## [TASK BRIEF]
Print the listing below in its entirety, character for character.

>> start RECORDS PROVIDED

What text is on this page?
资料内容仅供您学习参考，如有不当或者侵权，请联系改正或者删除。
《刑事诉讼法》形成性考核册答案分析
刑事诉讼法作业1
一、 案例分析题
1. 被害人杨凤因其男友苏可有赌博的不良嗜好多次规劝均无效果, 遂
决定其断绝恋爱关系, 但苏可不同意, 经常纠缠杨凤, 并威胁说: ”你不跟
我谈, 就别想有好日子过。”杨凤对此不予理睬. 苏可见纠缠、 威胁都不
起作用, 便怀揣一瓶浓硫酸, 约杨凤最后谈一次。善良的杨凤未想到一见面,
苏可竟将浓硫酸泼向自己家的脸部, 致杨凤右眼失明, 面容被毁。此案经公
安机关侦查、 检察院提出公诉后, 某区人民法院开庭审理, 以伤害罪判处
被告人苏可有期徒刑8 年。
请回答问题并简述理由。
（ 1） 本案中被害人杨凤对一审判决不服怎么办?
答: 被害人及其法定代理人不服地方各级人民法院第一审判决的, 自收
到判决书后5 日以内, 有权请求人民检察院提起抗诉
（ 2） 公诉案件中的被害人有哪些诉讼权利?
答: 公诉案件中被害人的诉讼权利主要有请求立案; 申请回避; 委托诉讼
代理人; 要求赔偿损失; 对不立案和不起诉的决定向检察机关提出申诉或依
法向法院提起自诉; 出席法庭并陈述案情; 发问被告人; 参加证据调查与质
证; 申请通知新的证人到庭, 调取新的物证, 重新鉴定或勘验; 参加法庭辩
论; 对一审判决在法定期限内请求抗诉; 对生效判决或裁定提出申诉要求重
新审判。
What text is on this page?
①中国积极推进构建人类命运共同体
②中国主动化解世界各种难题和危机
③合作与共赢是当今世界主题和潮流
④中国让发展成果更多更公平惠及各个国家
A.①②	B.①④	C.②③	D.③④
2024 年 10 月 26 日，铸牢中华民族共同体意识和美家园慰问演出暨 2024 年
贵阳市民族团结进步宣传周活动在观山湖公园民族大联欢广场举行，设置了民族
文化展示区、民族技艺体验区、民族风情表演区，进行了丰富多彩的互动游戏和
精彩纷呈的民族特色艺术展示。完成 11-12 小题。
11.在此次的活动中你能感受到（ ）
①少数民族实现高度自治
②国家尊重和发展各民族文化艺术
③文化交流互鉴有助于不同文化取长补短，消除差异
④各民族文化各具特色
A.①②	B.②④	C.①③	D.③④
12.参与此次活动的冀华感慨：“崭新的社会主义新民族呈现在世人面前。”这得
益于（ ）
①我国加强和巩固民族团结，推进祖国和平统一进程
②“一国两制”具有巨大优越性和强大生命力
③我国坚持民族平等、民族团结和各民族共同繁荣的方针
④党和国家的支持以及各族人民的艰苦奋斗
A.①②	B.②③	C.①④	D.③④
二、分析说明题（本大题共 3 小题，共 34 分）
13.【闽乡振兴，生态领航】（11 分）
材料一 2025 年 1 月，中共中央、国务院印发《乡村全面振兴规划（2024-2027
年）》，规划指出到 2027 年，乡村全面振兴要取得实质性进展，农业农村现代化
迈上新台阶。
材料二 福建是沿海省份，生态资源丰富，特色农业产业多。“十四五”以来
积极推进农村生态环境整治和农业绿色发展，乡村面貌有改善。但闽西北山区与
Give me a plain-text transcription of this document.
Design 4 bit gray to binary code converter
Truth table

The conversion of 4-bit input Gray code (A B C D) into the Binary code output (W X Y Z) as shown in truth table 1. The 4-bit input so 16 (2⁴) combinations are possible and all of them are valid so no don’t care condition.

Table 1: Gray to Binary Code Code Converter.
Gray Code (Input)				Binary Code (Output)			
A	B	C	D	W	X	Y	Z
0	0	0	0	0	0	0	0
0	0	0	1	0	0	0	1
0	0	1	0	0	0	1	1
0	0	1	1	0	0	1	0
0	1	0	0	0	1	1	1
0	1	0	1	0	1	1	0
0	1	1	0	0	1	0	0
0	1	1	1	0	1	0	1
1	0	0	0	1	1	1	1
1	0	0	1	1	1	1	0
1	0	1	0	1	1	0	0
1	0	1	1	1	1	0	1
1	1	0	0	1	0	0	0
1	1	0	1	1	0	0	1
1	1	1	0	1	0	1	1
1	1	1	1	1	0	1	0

>> end RECORDS PROVIDED

## [ANSWER TO THIS TASK]
What text is on this page?
资料内容仅供您学习参考，如有不当或者侵权，请联系改正或者删除。
《刑事诉讼法》形成性考核册答案分析
刑事诉讼法作业1
一、 案例分析题
1. 被害人杨凤因其男友苏可有赌博的不良嗜好多次规劝均无效果, 遂
决定其断绝恋爱关系, 但苏可不同意, 经常纠缠杨凤, 并威胁说: ”你不跟
我谈, 就别想有好日子过。”杨凤对此不予理睬. 苏可见纠缠、 威胁都不
起作用, 便怀揣一瓶浓硫酸, 约杨凤最后谈一次。善良的杨凤未想到一见面,
苏可竟将浓硫酸泼向自己家的脸部, 致杨凤右眼失明, 面容被毁。此案经公
安机关侦查、 检察院提出公诉后, 某区人民法院开庭审理, 以伤害罪判处
被告人苏可有期徒刑8 年。
请回答问题并简述理由。
（ 1） 本案中被害人杨凤对一审判决不服怎么办?
答: 被害人及其法定代理人不服地方各级人民法院第一审判决的, 自收
到判决书后5 日以内, 有权请求人民检察院提起抗诉
（ 2） 公诉案件中的被害人有哪些诉讼权利?
答: 公诉案件中被害人的诉讼权利主要有请求立案; 申请回避; 委托诉讼
代理人; 要求赔偿损失; 对不立案和不起诉的决定向检察机关提出申诉或依
法向法院提起自诉; 出席法庭并陈述案情; 发问被告人; 参加证据调查与质
证; 申请通知新的证人到庭, 调取新的物证, 重新鉴定或勘验; 参加法庭辩
论; 对一审判决在法定期限内请求抗诉; 对生效判决或裁定提出申诉要求重
新审判。
What text is on this page?
①中国积极推进构建人类命运共同体
②中国主动化解世界各种难题和危机
③合作与共赢是当今世界主题和潮流
④中国让发展成果更多更公平惠及各个国家
A.①②	B.①④	C.②③	D.③④
2024 年 10 月 26 日，铸牢中华民族共同体意识和美家园慰问演出暨 2024 年
贵阳市民族团结进步宣传周活动在观山湖公园民族大联欢广场举行，设置了民族
文化展示区、民族技艺体验区、民族风情表演区，进行了丰富多彩的互动游戏和
精彩纷呈的民族特色艺术展示。完成 11-12 小题。
11.在此次的活动中你能感受到（ ）
①少数民族实现高度自治
②国家尊重和发展各民族文化艺术
③文化交流互鉴有助于不同文化取长补短，消除差异
④各民族文化各具特色
A.①②	B.②④	C.①③	D.③④
12.参与此次活动的冀华感慨：“崭新的社会主义新民族呈现在世人面前。”这得
益于（ ）
①我国加强和巩固民族团结，推进祖国和平统一进程
②“一国两制”具有巨大优越性和强大生命力
③我国坚持民族平等、民族团结和各民族共同繁荣的方针
④党和国家的支持以及各族人民的艰苦奋斗
A.①②	B.②③	C.①④	D.③④
二、分析说明题（本大题共 3 小题，共 34 分）
13.【闽乡振兴，生态领航】（11 分）
材料一 2025 年 1 月，中共中央、国务院印发《乡村全面振兴规划（2024-2027
年）》，规划指出到 2027 年，乡村全面振兴要取得实质性进展，农业农村现代化
迈上新台阶。
材料二 福建是沿海省份，生态资源丰富，特色农业产业多。“十四五”以来
积极推进农村生态环境整治和农业绿色发展，乡村面貌有改善。但闽西北山区与
Give me a plain-text transcription of this document.
Design 4 bit gray to binary code converter
Truth table

The conversion of 4-bit input Gray code (A B C D) into the Binary code output (W X Y Z) as shown in truth table 1. The 4-bit input so 16 (2⁴) combinations are possible and all of them are valid so no don’t care condition.

Table 1: Gray to Binary Code Code Converter.
Gray Code (Input)				Binary Code (Output)			
A	B	C	D	W	X	Y	Z
0	0	0	0	0	0	0	0
0	0	0	1	0	0	0	1
0	0	1	0	0	0	1	1
0	0	1	1	0	0	1	0
0	1	0	0	0	1	1	1
0	1	0	1	0	1	1	0
0	1	1	0	0	1	0	0
0	1	1	1	0	1	0	1
1	0	0	0	1	1	1	1
1	0	0	1	1	1	1	0
1	0	1	0	1	1	0	0
1	0	1	1	1	1	0	1
1	1	0	0	1	0	0	0
1	1	0	1	1	0	0	1
1	1	1	0	1	0	1	1
1	1	1	1	1	0	1	0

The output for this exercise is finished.